▶ Problem details: For each line in the data below that holds "title", return a copy.

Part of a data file
========================

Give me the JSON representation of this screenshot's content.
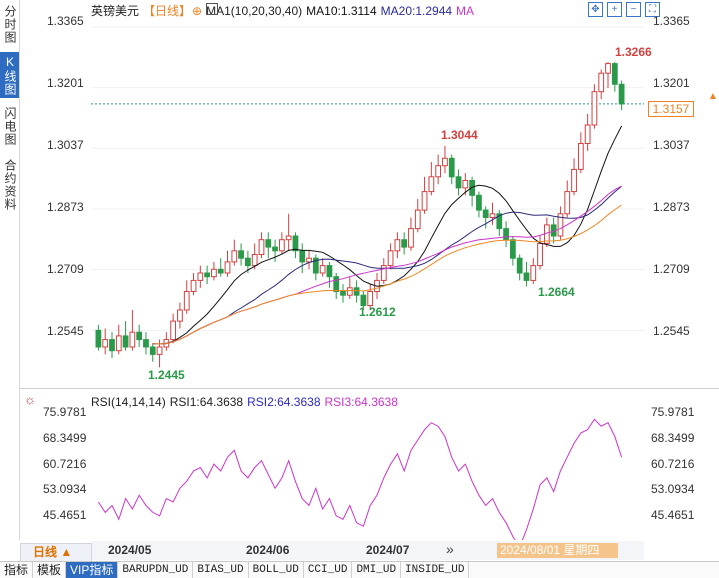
{
  "sidebar": {
    "tabs": [
      {
        "label": "分时图"
      },
      {
        "label": "K线图"
      },
      {
        "label": "闪电图"
      },
      {
        "label": "合约资料"
      }
    ]
  },
  "header": {
    "symbol": "英镑美元",
    "period": "【日线】",
    "gear": "⊕",
    "ma_params": "MA1(10,20,30,40)",
    "ma10": "MA10:1.3114",
    "ma20": "MA20:1.2944",
    "ma_last": "MA"
  },
  "toolbar": {
    "icons": [
      "move-icon",
      "zoom-in-icon",
      "zoom-out-icon",
      "fullscreen-icon"
    ]
  },
  "price_axis": {
    "labels": [
      "1.3365",
      "1.3201",
      "1.3037",
      "1.2873",
      "1.2709",
      "1.2545"
    ]
  },
  "left_axis": {
    "labels": [
      "1.3365",
      "1.3201",
      "1.3037",
      "1.2873",
      "1.2709",
      "1.2545"
    ]
  },
  "current_price": "1.3157",
  "annotations": {
    "high1": "1.3266",
    "high2": "1.3044",
    "low1": "1.2445",
    "low2": "1.2612",
    "low3": "1.2664"
  },
  "rsi": {
    "gear": "☼",
    "label": "RSI(14,14,14)",
    "rsi1": "RSI1:64.3638",
    "rsi2": "RSI2:64.3638",
    "rsi3": "RSI3:64.3638",
    "axis": [
      "75.9781",
      "68.3499",
      "60.7216",
      "53.0934",
      "45.4651"
    ],
    "left_axis": [
      "75.9781",
      "68.3499",
      "60.7216",
      "53.0934",
      "45.4651"
    ]
  },
  "period_button": "日线 ▲",
  "dates": [
    "2024/05",
    "2024/06",
    "2024/07"
  ],
  "cursor_date": "2024/08/01 星期四",
  "scroll_glyph": "»",
  "bottom_tabs": [
    "指标",
    "模板",
    "VIP指标",
    "BARUPDN_UD",
    "BIAS_UD",
    "BOLL_UD",
    "CCI_UD",
    "DMI_UD",
    "INSIDE_UD"
  ],
  "colors": {
    "up": "#d24040",
    "down": "#2a9a4a",
    "ma10": "#111111",
    "ma20": "#2a2a7a",
    "ma30": "#cc33cc",
    "ma40": "#ee8822",
    "rsi": "#cc33cc",
    "accent": "#2d6cc0",
    "current": "#f08020"
  },
  "chart_data": {
    "type": "candlestick",
    "ylim": [
      1.24,
      1.34
    ],
    "y_ticks": [
      1.3365,
      1.3201,
      1.3037,
      1.2873,
      1.2709,
      1.2545
    ],
    "candles": [
      [
        1.2545,
        1.25,
        1.256,
        1.249
      ],
      [
        1.25,
        1.252,
        1.255,
        1.248
      ],
      [
        1.252,
        1.249,
        1.254,
        1.247
      ],
      [
        1.249,
        1.253,
        1.256,
        1.248
      ],
      [
        1.253,
        1.25,
        1.257,
        1.249
      ],
      [
        1.25,
        1.254,
        1.26,
        1.249
      ],
      [
        1.254,
        1.252,
        1.256,
        1.25
      ],
      [
        1.252,
        1.25,
        1.254,
        1.248
      ],
      [
        1.25,
        1.248,
        1.251,
        1.246
      ],
      [
        1.248,
        1.25,
        1.252,
        1.2445
      ],
      [
        1.25,
        1.252,
        1.254,
        1.249
      ],
      [
        1.252,
        1.257,
        1.259,
        1.251
      ],
      [
        1.257,
        1.26,
        1.262,
        1.255
      ],
      [
        1.26,
        1.265,
        1.268,
        1.259
      ],
      [
        1.265,
        1.268,
        1.27,
        1.264
      ],
      [
        1.268,
        1.27,
        1.272,
        1.266
      ],
      [
        1.27,
        1.269,
        1.272,
        1.267
      ],
      [
        1.269,
        1.271,
        1.273,
        1.268
      ],
      [
        1.271,
        1.27,
        1.274,
        1.269
      ],
      [
        1.27,
        1.273,
        1.276,
        1.269
      ],
      [
        1.273,
        1.276,
        1.279,
        1.272
      ],
      [
        1.276,
        1.274,
        1.278,
        1.272
      ],
      [
        1.274,
        1.272,
        1.276,
        1.27
      ],
      [
        1.272,
        1.275,
        1.278,
        1.271
      ],
      [
        1.275,
        1.279,
        1.281,
        1.274
      ],
      [
        1.279,
        1.277,
        1.281,
        1.274
      ],
      [
        1.277,
        1.276,
        1.279,
        1.273
      ],
      [
        1.276,
        1.279,
        1.281,
        1.275
      ],
      [
        1.279,
        1.28,
        1.286,
        1.276
      ],
      [
        1.28,
        1.276,
        1.281,
        1.274
      ],
      [
        1.276,
        1.273,
        1.278,
        1.27
      ],
      [
        1.273,
        1.274,
        1.276,
        1.271
      ],
      [
        1.274,
        1.27,
        1.275,
        1.268
      ],
      [
        1.27,
        1.272,
        1.274,
        1.269
      ],
      [
        1.272,
        1.269,
        1.273,
        1.266
      ],
      [
        1.269,
        1.265,
        1.27,
        1.263
      ],
      [
        1.265,
        1.264,
        1.267,
        1.262
      ],
      [
        1.264,
        1.266,
        1.269,
        1.263
      ],
      [
        1.266,
        1.264,
        1.268,
        1.262
      ],
      [
        1.264,
        1.2612,
        1.265,
        1.26
      ],
      [
        1.2612,
        1.265,
        1.267,
        1.26
      ],
      [
        1.265,
        1.268,
        1.27,
        1.263
      ],
      [
        1.268,
        1.272,
        1.274,
        1.267
      ],
      [
        1.272,
        1.276,
        1.278,
        1.271
      ],
      [
        1.276,
        1.279,
        1.281,
        1.274
      ],
      [
        1.279,
        1.277,
        1.281,
        1.275
      ],
      [
        1.277,
        1.282,
        1.285,
        1.276
      ],
      [
        1.282,
        1.287,
        1.29,
        1.281
      ],
      [
        1.287,
        1.292,
        1.296,
        1.286
      ],
      [
        1.292,
        1.296,
        1.3,
        1.291
      ],
      [
        1.296,
        1.299,
        1.302,
        1.294
      ],
      [
        1.299,
        1.301,
        1.3044,
        1.297
      ],
      [
        1.301,
        1.296,
        1.302,
        1.294
      ],
      [
        1.296,
        1.293,
        1.298,
        1.291
      ],
      [
        1.293,
        1.295,
        1.297,
        1.291
      ],
      [
        1.295,
        1.291,
        1.296,
        1.288
      ],
      [
        1.291,
        1.287,
        1.292,
        1.285
      ],
      [
        1.287,
        1.285,
        1.288,
        1.282
      ],
      [
        1.285,
        1.286,
        1.289,
        1.283
      ],
      [
        1.286,
        1.282,
        1.287,
        1.28
      ],
      [
        1.282,
        1.279,
        1.284,
        1.277
      ],
      [
        1.279,
        1.274,
        1.28,
        1.272
      ],
      [
        1.274,
        1.27,
        1.275,
        1.268
      ],
      [
        1.27,
        1.268,
        1.273,
        1.2664
      ],
      [
        1.268,
        1.272,
        1.274,
        1.267
      ],
      [
        1.272,
        1.278,
        1.28,
        1.271
      ],
      [
        1.278,
        1.283,
        1.285,
        1.277
      ],
      [
        1.283,
        1.28,
        1.285,
        1.278
      ],
      [
        1.28,
        1.286,
        1.288,
        1.279
      ],
      [
        1.286,
        1.292,
        1.295,
        1.285
      ],
      [
        1.292,
        1.298,
        1.301,
        1.291
      ],
      [
        1.298,
        1.305,
        1.308,
        1.297
      ],
      [
        1.305,
        1.31,
        1.313,
        1.303
      ],
      [
        1.31,
        1.319,
        1.321,
        1.309
      ],
      [
        1.319,
        1.324,
        1.325,
        1.317
      ],
      [
        1.324,
        1.3266,
        1.327,
        1.32
      ],
      [
        1.3266,
        1.321,
        1.327,
        1.319
      ],
      [
        1.321,
        1.3157,
        1.322,
        1.314
      ]
    ],
    "rsi_ylim": [
      40,
      80
    ],
    "rsi_values": [
      51,
      48,
      50,
      46,
      52,
      49,
      53,
      50,
      48,
      47,
      52,
      51,
      55,
      57,
      60,
      61,
      58,
      62,
      60,
      64,
      66,
      60,
      58,
      61,
      63,
      59,
      55,
      58,
      63,
      57,
      52,
      50,
      55,
      49,
      52,
      47,
      46,
      50,
      45,
      44,
      50,
      53,
      58,
      62,
      65,
      60,
      66,
      69,
      72,
      74,
      73,
      70,
      64,
      60,
      62,
      57,
      53,
      50,
      52,
      48,
      45,
      41,
      38,
      43,
      49,
      56,
      58,
      54,
      60,
      64,
      68,
      71,
      72,
      75,
      73,
      74,
      70,
      64
    ]
  }
}
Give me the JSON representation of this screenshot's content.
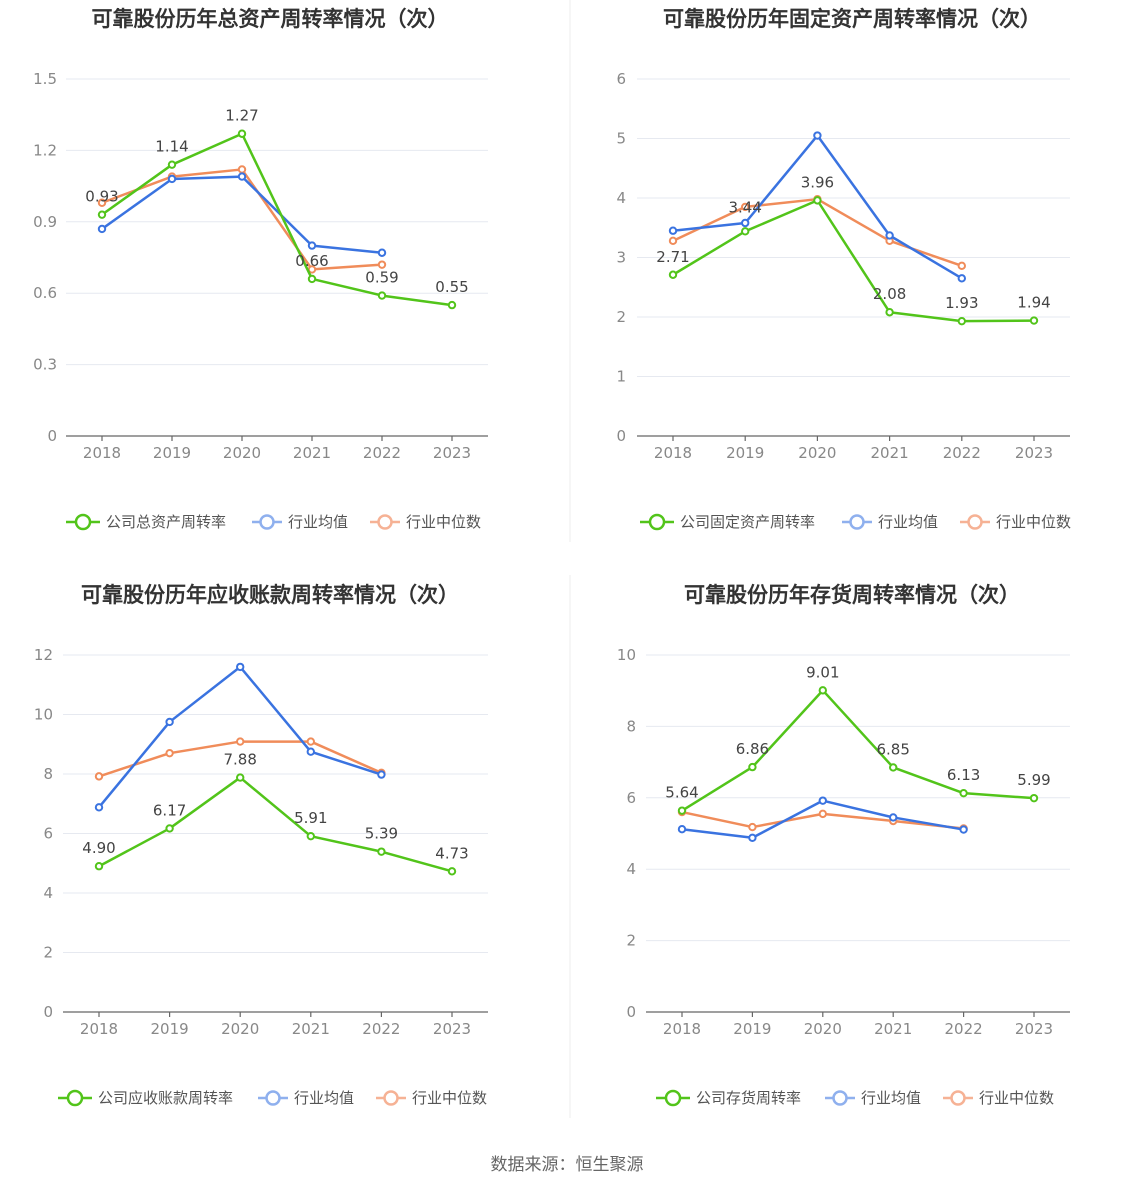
{
  "source": "数据来源：恒生聚源",
  "colors": {
    "company": "#52c41a",
    "avg": "#3a73e0",
    "median": "#f08c5a"
  },
  "chart_data": [
    {
      "type": "line",
      "title": "可靠股份历年总资产周转率情况（次）",
      "categories": [
        "2018",
        "2019",
        "2020",
        "2021",
        "2022",
        "2023"
      ],
      "ylim": [
        0,
        1.5
      ],
      "yticks": [
        0,
        0.3,
        0.6,
        0.9,
        1.2,
        1.5
      ],
      "ytick_labels": [
        "0",
        "0.3",
        "0.6",
        "0.9",
        "1.2",
        "1.5"
      ],
      "grid": true,
      "legend_position": "bottom",
      "series": [
        {
          "name": "公司总资产周转率",
          "color": "#52c41a",
          "values": [
            0.93,
            1.14,
            1.27,
            0.66,
            0.59,
            0.55
          ],
          "labels": [
            "0.93",
            "1.14",
            "1.27",
            "0.66",
            "0.59",
            "0.55"
          ]
        },
        {
          "name": "行业均值",
          "color": "#3a73e0",
          "values": [
            0.87,
            1.08,
            1.09,
            0.8,
            0.77,
            null
          ]
        },
        {
          "name": "行业中位数",
          "color": "#f08c5a",
          "values": [
            0.98,
            1.09,
            1.12,
            0.7,
            0.72,
            null
          ]
        }
      ]
    },
    {
      "type": "line",
      "title": "可靠股份历年固定资产周转率情况（次）",
      "categories": [
        "2018",
        "2019",
        "2020",
        "2021",
        "2022",
        "2023"
      ],
      "ylim": [
        0,
        6
      ],
      "yticks": [
        0,
        1,
        2,
        3,
        4,
        5,
        6
      ],
      "ytick_labels": [
        "0",
        "1",
        "2",
        "3",
        "4",
        "5",
        "6"
      ],
      "grid": true,
      "legend_position": "bottom",
      "series": [
        {
          "name": "公司固定资产周转率",
          "color": "#52c41a",
          "values": [
            2.71,
            3.44,
            3.96,
            2.08,
            1.93,
            1.94
          ],
          "labels": [
            "2.71",
            "3.44",
            "3.96",
            "2.08",
            "1.93",
            "1.94"
          ]
        },
        {
          "name": "行业均值",
          "color": "#3a73e0",
          "values": [
            3.45,
            3.58,
            5.05,
            3.37,
            2.65,
            null
          ]
        },
        {
          "name": "行业中位数",
          "color": "#f08c5a",
          "values": [
            3.28,
            3.85,
            3.98,
            3.28,
            2.86,
            null
          ]
        }
      ]
    },
    {
      "type": "line",
      "title": "可靠股份历年应收账款周转率情况（次）",
      "categories": [
        "2018",
        "2019",
        "2020",
        "2021",
        "2022",
        "2023"
      ],
      "ylim": [
        0,
        12
      ],
      "yticks": [
        0,
        2,
        4,
        6,
        8,
        10,
        12
      ],
      "ytick_labels": [
        "0",
        "2",
        "4",
        "6",
        "8",
        "10",
        "12"
      ],
      "grid": true,
      "legend_position": "bottom",
      "series": [
        {
          "name": "公司应收账款周转率",
          "color": "#52c41a",
          "values": [
            4.9,
            6.17,
            7.88,
            5.91,
            5.39,
            4.73
          ],
          "labels": [
            "4.90",
            "6.17",
            "7.88",
            "5.91",
            "5.39",
            "4.73"
          ]
        },
        {
          "name": "行业均值",
          "color": "#3a73e0",
          "values": [
            6.88,
            9.75,
            11.6,
            8.75,
            7.98,
            null
          ]
        },
        {
          "name": "行业中位数",
          "color": "#f08c5a",
          "values": [
            7.92,
            8.7,
            9.09,
            9.09,
            8.04,
            null
          ]
        }
      ]
    },
    {
      "type": "line",
      "title": "可靠股份历年存货周转率情况（次）",
      "categories": [
        "2018",
        "2019",
        "2020",
        "2021",
        "2022",
        "2023"
      ],
      "ylim": [
        0,
        10
      ],
      "yticks": [
        0,
        2,
        4,
        6,
        8,
        10
      ],
      "ytick_labels": [
        "0",
        "2",
        "4",
        "6",
        "8",
        "10"
      ],
      "grid": true,
      "legend_position": "bottom",
      "series": [
        {
          "name": "公司存货周转率",
          "color": "#52c41a",
          "values": [
            5.64,
            6.86,
            9.01,
            6.85,
            6.13,
            5.99
          ],
          "labels": [
            "5.64",
            "6.86",
            "9.01",
            "6.85",
            "6.13",
            "5.99"
          ]
        },
        {
          "name": "行业均值",
          "color": "#3a73e0",
          "values": [
            5.12,
            4.88,
            5.92,
            5.45,
            5.11,
            null
          ]
        },
        {
          "name": "行业中位数",
          "color": "#f08c5a",
          "values": [
            5.6,
            5.18,
            5.55,
            5.35,
            5.14,
            null
          ]
        }
      ]
    }
  ]
}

========================

▶ The result:
      "title": "可靠股份历年总资产周转率情况（次）",
      "title": "可靠股份历年固定资产周转率情况（次）",
      "title": "可靠股份历年应收账款周转率情况（次）",
      "title": "可靠股份历年存货周转率情况（次）",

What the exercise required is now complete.